* _Text segment_:
[Image] GFOA Logo Public Investor November 3, 2006

Volume 24, Number 11
Inside This Issue
 

Feature Articles and Resources



Economy and Interest Rates


Investment Performance Benchmarks
  • Performance Benchmarks
    • 10-Bill Index
    • Money Market Fund Index
    • LGIP Index
    • Key Rates: Cash Markets
    • Relative Value Yield Chart

Investment Strategies for the Current Economy

By Byron Gehlhardt

Current Environment. The Federal Reserve paused its tightening of the Federal Funds Rate in August and has cautioned that inflation appears to be elevated. However, they also noted that the moderation of recent growth – paired with the cooling off of the housing market and the easing of energy price pressures – is expected to keep inflation contained. This scenario has played out in recent months as oil has plummeted from levels as high as $80/barrel to the $57-60/barrel range. With the economy continuing to add jobs (more than 800,000 jobs expect to be added by the BLS in their revision to their 2006 jobs releases), housing should be shielded against buckling under as homeowners continue to earn a paycheck, make their mortgage payments, and maintain a pool of potential homebuyers.

  • The Fed is concerned about the most recent (September) 2.9 percent increase in the core CPI.
  • Growth for the second quarter settled in at 2.9 percent – slightly lower than consensus expectations. Growth is expected to continue to moderate as consensus third quarter GDP expectations are currently at 2.1 percent.

Labeled box records:
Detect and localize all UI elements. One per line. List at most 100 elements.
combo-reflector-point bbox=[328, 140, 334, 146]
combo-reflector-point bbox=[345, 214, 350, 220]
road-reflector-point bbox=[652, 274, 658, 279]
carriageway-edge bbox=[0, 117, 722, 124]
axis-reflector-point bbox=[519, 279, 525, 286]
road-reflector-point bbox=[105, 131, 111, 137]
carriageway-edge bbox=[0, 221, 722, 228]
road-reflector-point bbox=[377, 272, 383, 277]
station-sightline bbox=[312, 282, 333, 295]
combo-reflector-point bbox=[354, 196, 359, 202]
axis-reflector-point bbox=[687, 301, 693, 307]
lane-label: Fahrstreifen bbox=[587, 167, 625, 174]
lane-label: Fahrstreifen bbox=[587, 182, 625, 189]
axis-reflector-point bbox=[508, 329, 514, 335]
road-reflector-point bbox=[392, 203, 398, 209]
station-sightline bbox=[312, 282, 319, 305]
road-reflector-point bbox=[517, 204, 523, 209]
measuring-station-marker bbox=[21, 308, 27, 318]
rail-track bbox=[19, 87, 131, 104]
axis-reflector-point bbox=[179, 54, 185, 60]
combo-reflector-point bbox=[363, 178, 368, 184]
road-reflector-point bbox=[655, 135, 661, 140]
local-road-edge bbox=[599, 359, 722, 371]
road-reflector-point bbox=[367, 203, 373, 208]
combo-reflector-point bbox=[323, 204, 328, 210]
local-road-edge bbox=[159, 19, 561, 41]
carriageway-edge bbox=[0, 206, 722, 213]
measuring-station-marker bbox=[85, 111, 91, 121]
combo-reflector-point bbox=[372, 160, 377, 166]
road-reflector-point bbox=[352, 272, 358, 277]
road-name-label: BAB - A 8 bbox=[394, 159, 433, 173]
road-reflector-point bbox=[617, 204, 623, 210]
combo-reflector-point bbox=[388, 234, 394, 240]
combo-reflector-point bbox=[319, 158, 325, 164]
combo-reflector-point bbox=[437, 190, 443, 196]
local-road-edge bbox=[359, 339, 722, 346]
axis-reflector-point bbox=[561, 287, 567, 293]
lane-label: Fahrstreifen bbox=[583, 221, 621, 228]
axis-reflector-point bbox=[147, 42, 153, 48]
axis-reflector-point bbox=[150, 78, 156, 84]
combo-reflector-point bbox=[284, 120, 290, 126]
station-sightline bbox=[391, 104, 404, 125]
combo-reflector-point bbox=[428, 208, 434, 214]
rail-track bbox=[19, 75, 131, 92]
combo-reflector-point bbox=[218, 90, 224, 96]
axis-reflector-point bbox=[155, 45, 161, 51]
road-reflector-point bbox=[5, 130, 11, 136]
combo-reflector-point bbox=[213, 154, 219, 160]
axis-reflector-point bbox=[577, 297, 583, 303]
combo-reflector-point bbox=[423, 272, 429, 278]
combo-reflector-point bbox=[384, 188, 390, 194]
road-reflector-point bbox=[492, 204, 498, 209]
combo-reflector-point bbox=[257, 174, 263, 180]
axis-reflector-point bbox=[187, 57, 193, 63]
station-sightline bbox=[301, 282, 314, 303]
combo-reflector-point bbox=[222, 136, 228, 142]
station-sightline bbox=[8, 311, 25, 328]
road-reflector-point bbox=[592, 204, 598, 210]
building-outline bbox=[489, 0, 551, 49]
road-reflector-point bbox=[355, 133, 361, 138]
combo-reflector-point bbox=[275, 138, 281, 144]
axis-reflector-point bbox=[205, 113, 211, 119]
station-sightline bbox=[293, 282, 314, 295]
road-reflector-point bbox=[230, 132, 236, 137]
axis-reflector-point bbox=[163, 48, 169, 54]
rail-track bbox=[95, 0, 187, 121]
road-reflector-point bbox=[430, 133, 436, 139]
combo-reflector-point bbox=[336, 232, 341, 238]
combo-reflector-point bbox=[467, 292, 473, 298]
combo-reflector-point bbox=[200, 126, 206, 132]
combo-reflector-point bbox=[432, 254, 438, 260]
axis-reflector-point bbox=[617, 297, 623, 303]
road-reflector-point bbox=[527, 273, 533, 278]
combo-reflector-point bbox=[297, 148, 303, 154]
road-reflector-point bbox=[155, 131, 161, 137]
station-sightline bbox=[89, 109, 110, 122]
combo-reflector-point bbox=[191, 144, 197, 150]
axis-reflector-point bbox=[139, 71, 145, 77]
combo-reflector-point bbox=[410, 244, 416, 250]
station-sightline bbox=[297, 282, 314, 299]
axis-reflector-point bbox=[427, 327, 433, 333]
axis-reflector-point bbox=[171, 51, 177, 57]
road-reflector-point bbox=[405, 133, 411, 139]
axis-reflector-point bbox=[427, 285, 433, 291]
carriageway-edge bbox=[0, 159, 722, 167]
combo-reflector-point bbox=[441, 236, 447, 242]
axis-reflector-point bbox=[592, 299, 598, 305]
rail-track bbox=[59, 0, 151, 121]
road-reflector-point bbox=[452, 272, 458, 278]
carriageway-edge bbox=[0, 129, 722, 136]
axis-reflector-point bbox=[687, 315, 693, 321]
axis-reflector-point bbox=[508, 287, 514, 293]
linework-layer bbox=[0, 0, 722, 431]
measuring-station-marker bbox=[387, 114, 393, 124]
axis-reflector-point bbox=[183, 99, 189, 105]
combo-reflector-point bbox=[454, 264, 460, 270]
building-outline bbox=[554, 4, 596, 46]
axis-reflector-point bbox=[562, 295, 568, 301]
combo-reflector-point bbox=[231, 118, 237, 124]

* _Aim of the task_: Reproduce the investment strategy article from "Current Environment. The" to "of potential homebuyers.", switching "Federal Reserve" to "central bank".

* _Complete answer_:
Current Environment. The central bank paused its tightening of the Federal Funds Rate in August and has cautioned that inflation appears to be elevated. However, they also noted that the moderation of recent growth – paired with the cooling off of the housing market and the easing of energy price pressures – is expected to keep inflation contained. This scenario has played out in recent months as oil has plummeted from levels as high as $80/barrel to the $57-60/barrel range. With the economy continuing to add jobs (more than 800,000 jobs expect to be added by the BLS in their revision to their 2006 jobs releases), housing should be shielded against buckling under as homeowners continue to earn a paycheck, make their mortgage payments, and maintain a pool of potential homebuyers.